▶ _EXTRACT_:
-=-=-

Open MPI logo

Open MPI User's Mailing List Archives

  |   Home   |   Support   |   FAQ   |   all Open MPI User's mailing list

Subject: Re: [OMPI users] InfiniBand, different OpenFabrics transport types
From: Yevgeny Kliteynik (kliteyn_at_[hidden])
Date: 2011-07-10 02:48:32


Hi Bill,

On 08-Jul-11 7:59 PM, Bill Johnstone wrote:
> Hello, and thanks for the reply.
>
>
>
> ----- Original Message -----
>> From: Jeff Squyres<jsquyres_at_[hidden]>
>> Sent: Thursday, July 7, 2011 5:14 PM
>> Subject: Re: [OMPI users] InfiniBand, different OpenFabrics transport types
>>
>> On Jun 28, 2011, at 1:46 PM, Bill Johnstone wrote:
>>
>>> I have a heterogeneous network of InfiniBand-equipped hosts which are all
>> connected to the same backbone switch, an older SDR 10 Gb/s unit.

-=-=-

▶ _PROVIDED MATERIAL_:
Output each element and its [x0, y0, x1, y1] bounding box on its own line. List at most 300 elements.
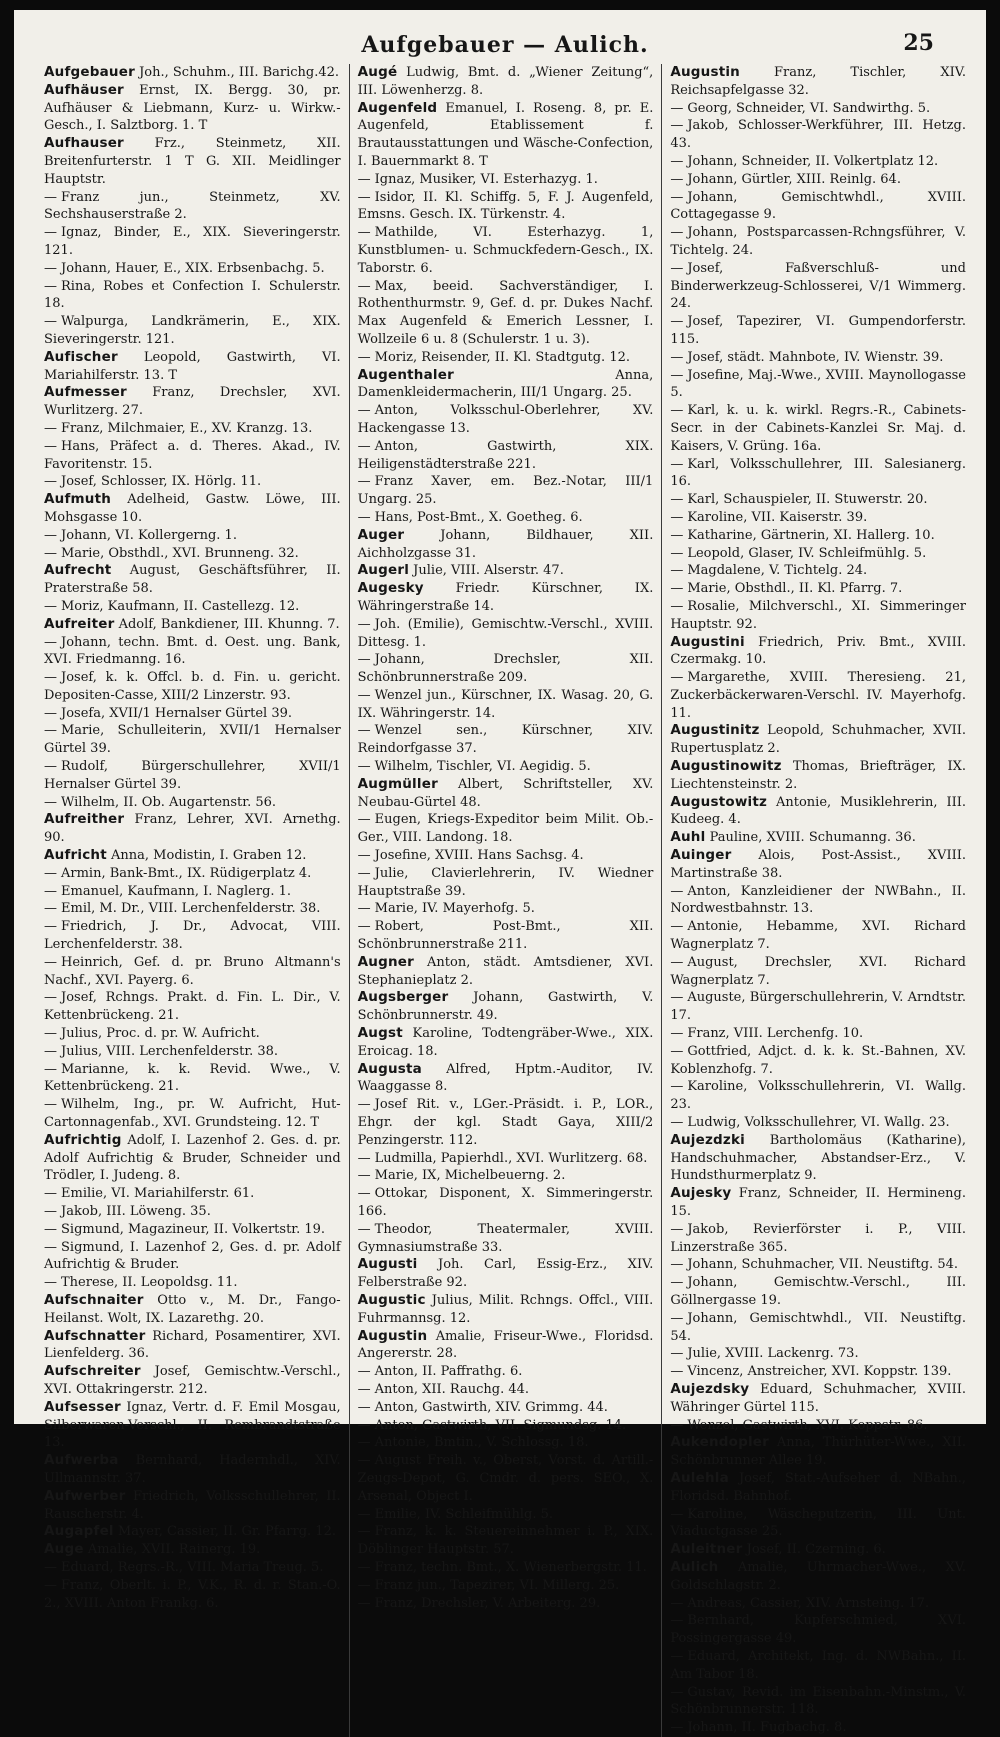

-=-=-

▶ _REQUESTS_:
(a) Translate this sentence from the mailing list post into Spanish: "I have a heterogeneous network of InfiniBand-equipped hosts which are all connected to the same backbone switch, an older SDR 10 Gb/s unit."
(b) According to the mailing list post, what kind of unit is the backbone switch that all the hosts connect to?

▶ _FULL SOLUTIONS_:
(a) Tengo una red heterogénea de hosts equipados con InfiniBand que están todos conectados al mismo switch troncal, una unidad SDR de 10 Gb/s más antigua.

(b) An older SDR 10 Gb/s unit.